(Exercise aim) Which lines in the material below contain the word "Andere"? Copy each of them.

(Excerpted records)
## start

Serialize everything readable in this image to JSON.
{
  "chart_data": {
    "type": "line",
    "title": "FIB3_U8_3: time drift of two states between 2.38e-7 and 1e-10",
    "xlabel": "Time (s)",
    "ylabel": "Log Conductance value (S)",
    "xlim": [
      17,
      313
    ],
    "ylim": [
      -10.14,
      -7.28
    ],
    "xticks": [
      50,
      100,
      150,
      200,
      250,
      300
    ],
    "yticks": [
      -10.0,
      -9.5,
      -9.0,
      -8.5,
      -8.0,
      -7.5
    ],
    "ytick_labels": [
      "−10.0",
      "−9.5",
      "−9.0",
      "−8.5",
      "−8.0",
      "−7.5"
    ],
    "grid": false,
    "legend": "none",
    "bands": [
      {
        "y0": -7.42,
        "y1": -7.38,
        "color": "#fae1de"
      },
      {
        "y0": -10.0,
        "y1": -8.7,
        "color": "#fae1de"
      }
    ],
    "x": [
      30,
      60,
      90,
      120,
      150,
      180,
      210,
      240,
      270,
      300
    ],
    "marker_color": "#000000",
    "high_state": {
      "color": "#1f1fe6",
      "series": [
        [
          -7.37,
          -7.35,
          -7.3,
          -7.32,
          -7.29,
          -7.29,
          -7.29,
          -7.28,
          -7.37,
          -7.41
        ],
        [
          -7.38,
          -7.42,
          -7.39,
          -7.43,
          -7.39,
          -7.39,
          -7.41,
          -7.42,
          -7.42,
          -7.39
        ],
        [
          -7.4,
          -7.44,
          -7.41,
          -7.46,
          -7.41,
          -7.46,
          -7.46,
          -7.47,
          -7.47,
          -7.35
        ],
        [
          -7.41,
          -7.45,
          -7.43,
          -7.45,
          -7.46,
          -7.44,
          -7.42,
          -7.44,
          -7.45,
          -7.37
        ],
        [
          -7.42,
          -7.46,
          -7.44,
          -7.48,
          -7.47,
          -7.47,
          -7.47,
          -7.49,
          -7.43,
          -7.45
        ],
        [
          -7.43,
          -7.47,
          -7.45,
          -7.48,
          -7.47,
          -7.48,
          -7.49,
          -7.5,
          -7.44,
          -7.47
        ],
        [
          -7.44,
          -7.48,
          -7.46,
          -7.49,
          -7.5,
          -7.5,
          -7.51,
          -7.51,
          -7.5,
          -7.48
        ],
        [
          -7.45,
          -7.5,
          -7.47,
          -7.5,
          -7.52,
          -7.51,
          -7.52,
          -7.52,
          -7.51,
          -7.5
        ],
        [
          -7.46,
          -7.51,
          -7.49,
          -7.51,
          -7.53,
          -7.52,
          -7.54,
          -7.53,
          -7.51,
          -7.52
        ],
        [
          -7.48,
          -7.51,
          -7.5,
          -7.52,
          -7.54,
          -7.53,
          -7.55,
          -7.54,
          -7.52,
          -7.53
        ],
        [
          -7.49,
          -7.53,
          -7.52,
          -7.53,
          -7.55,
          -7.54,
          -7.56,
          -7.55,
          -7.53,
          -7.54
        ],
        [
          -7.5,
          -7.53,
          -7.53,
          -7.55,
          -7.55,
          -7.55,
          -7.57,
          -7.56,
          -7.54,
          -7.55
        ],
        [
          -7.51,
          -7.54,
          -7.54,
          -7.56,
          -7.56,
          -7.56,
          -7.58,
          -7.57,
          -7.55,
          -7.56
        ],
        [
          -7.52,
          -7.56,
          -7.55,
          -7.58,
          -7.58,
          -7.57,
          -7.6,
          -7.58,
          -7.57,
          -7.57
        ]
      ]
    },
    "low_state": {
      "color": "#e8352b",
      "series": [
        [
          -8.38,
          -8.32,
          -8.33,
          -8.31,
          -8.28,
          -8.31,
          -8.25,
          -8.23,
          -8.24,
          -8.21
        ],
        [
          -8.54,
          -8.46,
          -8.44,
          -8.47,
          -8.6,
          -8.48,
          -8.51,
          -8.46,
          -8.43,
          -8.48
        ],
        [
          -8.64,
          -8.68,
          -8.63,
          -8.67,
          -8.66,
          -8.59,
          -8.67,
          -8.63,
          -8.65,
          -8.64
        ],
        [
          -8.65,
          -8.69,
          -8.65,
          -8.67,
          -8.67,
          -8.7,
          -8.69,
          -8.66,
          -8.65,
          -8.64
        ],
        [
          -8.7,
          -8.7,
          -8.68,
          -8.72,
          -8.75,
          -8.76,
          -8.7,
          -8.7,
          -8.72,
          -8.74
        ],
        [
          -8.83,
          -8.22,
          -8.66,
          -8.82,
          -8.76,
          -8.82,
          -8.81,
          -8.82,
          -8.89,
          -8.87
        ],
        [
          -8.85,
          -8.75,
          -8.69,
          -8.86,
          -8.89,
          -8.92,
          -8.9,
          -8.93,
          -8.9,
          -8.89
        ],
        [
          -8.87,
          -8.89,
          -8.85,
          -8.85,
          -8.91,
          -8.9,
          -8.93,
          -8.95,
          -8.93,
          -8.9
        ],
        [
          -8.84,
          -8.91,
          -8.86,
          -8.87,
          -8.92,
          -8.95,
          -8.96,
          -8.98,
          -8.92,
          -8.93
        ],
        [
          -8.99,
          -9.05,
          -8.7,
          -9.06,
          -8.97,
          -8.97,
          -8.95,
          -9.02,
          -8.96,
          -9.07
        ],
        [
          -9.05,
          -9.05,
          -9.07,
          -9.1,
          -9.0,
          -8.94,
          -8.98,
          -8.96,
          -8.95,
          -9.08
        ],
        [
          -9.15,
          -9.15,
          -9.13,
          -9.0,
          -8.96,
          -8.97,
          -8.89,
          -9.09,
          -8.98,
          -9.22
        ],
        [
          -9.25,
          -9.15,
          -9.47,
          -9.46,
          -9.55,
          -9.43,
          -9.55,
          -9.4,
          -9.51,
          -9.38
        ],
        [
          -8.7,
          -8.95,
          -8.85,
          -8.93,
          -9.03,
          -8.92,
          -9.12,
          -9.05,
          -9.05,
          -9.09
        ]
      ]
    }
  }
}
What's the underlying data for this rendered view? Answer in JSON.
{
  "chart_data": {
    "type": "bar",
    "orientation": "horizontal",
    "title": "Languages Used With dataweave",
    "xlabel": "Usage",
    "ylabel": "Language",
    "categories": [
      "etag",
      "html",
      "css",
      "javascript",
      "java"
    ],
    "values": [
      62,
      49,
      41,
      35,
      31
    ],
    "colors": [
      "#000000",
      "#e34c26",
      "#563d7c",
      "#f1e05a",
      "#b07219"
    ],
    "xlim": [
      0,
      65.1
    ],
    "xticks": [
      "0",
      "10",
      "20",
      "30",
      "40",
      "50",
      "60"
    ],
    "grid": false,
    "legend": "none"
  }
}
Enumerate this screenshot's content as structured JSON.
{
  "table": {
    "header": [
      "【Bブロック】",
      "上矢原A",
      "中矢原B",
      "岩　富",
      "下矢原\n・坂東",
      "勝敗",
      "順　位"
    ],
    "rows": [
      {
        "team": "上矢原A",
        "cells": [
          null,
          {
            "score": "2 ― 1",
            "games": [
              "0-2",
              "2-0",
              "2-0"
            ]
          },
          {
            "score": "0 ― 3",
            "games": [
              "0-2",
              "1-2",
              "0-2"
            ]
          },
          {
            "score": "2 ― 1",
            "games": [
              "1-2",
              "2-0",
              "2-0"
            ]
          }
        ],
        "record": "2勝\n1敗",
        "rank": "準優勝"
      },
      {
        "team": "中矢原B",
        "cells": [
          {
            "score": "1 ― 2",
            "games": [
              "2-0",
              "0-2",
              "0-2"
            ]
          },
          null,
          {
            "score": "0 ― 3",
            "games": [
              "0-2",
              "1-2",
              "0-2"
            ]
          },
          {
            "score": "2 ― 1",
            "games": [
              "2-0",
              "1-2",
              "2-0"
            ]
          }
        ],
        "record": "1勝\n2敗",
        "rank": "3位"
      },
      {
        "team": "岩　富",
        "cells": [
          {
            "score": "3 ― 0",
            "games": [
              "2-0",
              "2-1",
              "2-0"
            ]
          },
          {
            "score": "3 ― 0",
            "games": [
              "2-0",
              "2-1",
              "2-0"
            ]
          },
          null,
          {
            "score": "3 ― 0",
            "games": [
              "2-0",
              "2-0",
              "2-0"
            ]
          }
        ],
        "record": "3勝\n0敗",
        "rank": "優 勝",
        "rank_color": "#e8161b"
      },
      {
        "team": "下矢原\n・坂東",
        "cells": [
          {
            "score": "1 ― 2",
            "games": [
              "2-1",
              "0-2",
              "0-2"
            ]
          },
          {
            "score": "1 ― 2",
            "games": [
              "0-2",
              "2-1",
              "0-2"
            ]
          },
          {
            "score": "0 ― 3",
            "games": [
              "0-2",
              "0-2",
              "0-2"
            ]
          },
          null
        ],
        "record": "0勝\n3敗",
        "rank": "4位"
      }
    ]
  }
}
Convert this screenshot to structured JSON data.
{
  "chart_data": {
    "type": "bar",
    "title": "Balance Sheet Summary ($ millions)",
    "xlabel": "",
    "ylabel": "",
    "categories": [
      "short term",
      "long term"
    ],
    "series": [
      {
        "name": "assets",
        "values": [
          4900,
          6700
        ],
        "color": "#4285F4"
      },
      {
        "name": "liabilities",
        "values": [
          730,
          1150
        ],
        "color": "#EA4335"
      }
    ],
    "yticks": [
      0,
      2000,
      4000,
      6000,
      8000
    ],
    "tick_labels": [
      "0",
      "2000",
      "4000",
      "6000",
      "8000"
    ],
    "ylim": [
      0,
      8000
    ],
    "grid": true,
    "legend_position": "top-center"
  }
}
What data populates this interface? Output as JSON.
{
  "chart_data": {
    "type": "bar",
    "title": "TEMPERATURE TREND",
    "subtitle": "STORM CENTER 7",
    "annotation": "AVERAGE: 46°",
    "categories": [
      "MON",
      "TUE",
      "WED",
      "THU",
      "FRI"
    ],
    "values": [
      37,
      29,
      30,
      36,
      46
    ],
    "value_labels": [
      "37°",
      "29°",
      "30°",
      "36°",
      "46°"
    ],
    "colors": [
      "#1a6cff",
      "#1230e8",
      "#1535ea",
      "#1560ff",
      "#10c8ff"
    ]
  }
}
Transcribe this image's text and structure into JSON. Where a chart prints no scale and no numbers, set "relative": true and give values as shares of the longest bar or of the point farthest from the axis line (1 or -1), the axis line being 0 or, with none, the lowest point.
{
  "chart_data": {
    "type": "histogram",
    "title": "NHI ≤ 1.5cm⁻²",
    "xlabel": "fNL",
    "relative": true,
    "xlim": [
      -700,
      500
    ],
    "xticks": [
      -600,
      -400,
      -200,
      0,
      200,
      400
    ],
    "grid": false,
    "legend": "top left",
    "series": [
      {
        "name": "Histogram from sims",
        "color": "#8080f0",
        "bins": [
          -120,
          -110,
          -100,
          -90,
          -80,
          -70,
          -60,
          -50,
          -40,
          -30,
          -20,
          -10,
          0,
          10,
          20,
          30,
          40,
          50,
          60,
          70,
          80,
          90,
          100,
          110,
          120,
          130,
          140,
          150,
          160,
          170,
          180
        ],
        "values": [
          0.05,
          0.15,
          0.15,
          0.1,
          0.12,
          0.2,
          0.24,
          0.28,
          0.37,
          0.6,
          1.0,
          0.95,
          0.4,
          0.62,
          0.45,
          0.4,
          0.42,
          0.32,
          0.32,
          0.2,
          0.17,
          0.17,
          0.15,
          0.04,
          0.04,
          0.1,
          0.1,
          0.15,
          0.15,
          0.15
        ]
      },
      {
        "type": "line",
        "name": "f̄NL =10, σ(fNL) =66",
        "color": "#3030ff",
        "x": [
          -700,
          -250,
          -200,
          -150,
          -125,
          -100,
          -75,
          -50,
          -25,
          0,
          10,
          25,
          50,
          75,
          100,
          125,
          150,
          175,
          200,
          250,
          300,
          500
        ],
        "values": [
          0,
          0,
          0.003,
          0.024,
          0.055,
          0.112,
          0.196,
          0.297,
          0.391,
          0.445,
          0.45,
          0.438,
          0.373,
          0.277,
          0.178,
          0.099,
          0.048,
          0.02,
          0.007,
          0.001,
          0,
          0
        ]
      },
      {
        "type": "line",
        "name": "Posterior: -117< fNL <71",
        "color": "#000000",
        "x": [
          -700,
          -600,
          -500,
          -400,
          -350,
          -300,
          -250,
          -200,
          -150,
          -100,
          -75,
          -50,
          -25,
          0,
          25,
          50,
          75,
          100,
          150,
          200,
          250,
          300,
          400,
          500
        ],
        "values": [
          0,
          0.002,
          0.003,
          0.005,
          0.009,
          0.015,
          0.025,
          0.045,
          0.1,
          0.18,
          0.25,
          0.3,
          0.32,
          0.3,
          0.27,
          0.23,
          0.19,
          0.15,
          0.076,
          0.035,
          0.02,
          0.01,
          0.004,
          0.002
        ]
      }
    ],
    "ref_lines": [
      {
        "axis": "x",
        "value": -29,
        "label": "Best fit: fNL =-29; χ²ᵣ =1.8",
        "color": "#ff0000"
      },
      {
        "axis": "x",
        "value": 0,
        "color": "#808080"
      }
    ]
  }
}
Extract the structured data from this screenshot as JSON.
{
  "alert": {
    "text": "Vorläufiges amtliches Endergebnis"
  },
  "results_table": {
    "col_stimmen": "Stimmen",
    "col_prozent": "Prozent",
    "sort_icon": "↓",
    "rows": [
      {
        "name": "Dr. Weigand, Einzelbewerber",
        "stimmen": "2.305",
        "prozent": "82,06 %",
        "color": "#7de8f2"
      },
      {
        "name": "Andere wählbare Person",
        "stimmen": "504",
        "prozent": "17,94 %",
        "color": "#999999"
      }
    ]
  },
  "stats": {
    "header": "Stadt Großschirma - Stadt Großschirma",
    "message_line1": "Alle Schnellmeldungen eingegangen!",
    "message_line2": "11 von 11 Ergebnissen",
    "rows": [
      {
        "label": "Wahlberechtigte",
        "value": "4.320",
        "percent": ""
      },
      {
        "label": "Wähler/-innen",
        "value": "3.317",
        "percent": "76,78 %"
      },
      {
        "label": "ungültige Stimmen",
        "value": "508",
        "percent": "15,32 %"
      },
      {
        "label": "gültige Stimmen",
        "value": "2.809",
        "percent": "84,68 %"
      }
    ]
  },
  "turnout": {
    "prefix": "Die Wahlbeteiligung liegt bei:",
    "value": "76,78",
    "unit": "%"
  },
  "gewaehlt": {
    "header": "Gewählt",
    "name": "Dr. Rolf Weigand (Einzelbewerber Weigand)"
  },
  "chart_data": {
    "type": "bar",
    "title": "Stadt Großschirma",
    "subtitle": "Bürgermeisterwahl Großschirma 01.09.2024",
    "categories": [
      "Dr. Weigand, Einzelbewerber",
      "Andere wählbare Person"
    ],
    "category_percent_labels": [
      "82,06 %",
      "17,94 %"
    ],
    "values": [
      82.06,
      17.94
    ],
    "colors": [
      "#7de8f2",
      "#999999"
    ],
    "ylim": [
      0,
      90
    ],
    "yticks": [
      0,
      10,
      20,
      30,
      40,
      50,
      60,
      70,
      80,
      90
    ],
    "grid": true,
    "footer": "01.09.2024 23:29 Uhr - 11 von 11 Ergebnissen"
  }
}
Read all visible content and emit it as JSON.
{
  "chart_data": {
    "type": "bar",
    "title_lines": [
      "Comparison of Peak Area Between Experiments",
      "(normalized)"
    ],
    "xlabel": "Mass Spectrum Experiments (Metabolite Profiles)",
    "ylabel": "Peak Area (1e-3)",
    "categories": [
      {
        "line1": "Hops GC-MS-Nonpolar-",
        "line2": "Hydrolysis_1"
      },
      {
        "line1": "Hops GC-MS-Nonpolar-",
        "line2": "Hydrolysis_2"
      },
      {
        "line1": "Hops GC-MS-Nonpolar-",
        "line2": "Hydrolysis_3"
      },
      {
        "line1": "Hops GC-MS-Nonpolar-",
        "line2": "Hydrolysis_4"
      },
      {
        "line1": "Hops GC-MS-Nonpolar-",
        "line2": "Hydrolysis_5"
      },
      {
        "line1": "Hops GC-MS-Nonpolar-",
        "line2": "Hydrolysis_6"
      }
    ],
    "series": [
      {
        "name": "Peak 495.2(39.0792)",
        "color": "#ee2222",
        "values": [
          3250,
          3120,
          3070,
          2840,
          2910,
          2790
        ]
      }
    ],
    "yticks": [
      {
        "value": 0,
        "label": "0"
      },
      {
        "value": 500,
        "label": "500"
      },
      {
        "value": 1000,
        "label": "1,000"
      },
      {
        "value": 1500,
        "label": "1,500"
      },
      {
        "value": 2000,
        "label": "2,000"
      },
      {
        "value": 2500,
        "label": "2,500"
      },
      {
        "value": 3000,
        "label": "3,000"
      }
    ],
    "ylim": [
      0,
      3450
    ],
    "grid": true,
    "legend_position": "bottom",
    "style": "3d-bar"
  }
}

## end

(Solved exercise)
        "name": "Andere wählbare Person",
      "Andere wählbare Person"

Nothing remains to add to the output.